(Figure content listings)
-=-=-=-=-

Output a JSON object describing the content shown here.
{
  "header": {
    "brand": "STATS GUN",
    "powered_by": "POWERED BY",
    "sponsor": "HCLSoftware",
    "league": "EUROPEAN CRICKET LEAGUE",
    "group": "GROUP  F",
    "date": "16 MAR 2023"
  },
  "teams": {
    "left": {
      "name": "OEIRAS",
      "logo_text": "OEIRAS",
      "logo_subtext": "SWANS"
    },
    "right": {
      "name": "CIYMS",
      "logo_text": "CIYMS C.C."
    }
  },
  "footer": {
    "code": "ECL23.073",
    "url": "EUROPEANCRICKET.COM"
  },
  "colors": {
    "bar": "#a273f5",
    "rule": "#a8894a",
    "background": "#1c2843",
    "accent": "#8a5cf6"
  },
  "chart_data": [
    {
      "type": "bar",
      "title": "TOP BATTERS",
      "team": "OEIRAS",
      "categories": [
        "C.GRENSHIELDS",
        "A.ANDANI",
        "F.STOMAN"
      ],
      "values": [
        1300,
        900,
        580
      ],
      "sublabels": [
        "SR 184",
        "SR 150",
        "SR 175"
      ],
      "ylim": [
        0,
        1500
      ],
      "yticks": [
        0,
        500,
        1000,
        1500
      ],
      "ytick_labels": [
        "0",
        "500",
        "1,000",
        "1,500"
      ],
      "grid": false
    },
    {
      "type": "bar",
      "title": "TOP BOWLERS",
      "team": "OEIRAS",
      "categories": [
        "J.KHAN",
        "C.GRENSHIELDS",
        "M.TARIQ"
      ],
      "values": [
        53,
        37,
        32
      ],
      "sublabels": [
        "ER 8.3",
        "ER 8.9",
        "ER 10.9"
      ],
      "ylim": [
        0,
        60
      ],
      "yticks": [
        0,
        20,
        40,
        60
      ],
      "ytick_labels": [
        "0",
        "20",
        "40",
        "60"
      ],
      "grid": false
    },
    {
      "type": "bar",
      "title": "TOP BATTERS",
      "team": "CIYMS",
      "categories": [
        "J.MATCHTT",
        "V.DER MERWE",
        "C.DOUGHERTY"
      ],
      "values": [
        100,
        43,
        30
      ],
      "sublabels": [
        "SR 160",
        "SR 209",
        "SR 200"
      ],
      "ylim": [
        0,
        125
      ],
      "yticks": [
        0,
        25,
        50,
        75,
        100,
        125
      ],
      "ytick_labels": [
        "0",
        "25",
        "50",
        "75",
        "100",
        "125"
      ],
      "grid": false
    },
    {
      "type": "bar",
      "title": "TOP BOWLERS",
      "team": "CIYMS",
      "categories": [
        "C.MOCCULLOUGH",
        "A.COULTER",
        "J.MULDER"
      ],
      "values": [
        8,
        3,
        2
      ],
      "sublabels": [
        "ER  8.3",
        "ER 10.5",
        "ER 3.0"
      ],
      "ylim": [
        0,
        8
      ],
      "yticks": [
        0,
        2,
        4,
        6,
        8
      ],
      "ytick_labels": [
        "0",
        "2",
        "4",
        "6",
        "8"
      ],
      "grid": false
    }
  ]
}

-=-=-=-=-

State how many lines in the records above contain the word "OEIRAS", and give only that number.

## Solution for this exercise
4